(Records contained in a dataset)
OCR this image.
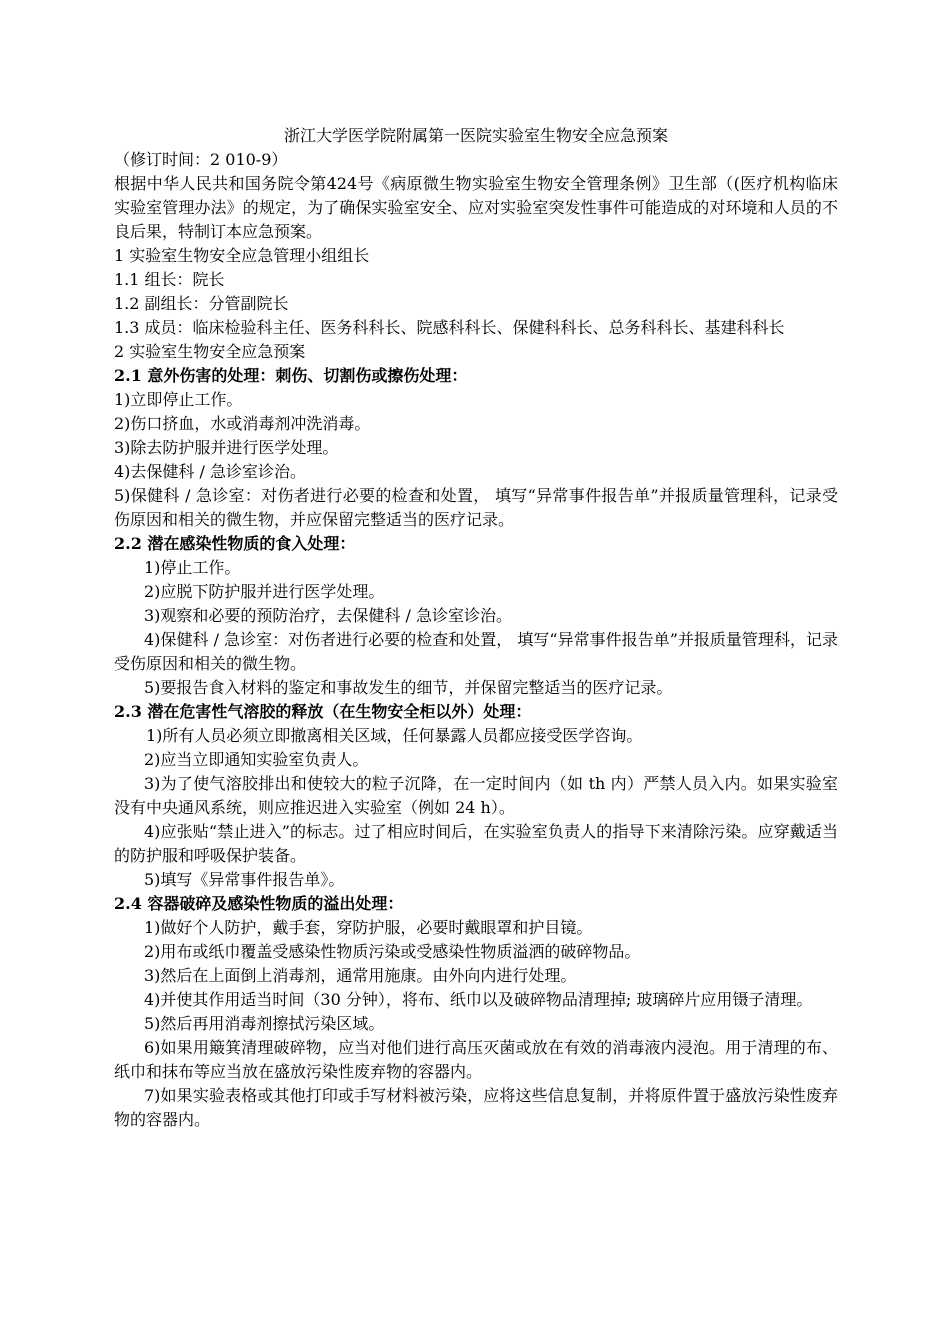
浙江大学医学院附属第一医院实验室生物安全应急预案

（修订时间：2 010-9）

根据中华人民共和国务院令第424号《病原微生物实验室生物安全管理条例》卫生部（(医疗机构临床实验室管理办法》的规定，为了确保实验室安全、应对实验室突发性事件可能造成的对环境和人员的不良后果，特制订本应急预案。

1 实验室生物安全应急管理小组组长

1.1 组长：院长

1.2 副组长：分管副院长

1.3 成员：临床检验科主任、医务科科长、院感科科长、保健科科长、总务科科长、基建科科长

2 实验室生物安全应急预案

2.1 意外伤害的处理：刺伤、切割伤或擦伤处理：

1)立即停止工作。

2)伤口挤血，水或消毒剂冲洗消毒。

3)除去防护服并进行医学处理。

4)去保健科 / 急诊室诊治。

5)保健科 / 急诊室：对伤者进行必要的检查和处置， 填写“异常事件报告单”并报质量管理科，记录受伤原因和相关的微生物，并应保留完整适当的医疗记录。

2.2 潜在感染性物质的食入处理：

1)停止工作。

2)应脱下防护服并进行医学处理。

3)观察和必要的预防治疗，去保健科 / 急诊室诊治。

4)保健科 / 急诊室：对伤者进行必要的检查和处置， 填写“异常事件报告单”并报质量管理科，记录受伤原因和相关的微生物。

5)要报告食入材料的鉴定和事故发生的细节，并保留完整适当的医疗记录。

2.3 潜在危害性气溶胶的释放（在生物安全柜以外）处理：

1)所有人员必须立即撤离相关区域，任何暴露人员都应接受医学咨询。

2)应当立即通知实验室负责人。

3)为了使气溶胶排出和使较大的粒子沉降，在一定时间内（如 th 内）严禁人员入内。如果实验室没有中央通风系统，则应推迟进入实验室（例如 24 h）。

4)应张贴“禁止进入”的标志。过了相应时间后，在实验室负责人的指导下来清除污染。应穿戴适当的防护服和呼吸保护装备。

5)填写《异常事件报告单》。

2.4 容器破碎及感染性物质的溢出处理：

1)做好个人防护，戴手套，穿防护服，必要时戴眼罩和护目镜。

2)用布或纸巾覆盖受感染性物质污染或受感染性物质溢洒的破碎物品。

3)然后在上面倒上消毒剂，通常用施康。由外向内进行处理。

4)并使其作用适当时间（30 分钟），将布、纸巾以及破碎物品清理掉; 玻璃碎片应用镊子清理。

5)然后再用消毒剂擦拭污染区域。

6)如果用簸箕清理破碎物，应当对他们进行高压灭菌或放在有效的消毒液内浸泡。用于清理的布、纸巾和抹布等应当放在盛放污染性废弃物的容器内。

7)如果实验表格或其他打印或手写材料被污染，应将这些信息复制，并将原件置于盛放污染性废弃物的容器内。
...
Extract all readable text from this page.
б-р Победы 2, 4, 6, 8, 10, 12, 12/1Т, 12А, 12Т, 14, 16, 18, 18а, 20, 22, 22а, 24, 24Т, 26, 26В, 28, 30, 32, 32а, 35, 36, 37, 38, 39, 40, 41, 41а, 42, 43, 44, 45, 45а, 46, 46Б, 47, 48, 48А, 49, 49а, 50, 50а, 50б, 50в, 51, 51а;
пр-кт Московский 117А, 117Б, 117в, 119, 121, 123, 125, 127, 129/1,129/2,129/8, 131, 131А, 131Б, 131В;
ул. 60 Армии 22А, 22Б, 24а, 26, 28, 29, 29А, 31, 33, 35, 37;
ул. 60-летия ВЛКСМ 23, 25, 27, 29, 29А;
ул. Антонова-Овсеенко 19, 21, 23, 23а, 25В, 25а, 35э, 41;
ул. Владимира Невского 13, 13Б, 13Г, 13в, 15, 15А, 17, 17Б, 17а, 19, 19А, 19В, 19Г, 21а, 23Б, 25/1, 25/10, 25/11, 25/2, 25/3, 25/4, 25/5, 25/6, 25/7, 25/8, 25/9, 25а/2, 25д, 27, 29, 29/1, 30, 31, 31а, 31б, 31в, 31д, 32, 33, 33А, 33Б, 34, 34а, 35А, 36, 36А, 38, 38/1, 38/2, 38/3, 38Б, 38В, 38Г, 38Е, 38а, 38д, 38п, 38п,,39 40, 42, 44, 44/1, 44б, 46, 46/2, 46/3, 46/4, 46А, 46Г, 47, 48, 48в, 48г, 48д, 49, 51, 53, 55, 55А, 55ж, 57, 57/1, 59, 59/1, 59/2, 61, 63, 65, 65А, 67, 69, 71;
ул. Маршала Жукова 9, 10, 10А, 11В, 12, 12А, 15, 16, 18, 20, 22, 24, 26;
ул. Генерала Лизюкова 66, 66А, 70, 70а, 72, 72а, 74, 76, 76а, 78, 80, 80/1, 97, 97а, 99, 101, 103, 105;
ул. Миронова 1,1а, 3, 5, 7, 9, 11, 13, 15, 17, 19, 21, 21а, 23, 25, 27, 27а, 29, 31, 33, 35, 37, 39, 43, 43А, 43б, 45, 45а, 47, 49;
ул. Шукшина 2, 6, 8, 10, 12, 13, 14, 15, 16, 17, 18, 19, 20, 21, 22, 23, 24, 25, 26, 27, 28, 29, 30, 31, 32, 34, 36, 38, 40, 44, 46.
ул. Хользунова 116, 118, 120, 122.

#### [GIVEN REQUEST]
Where a line contains the string "急诊室诊治", extract that line.

#### [REPLY]
4)去保健科 / 急诊室诊治。
3)观察和必要的预防治疗，去保健科 / 急诊室诊治。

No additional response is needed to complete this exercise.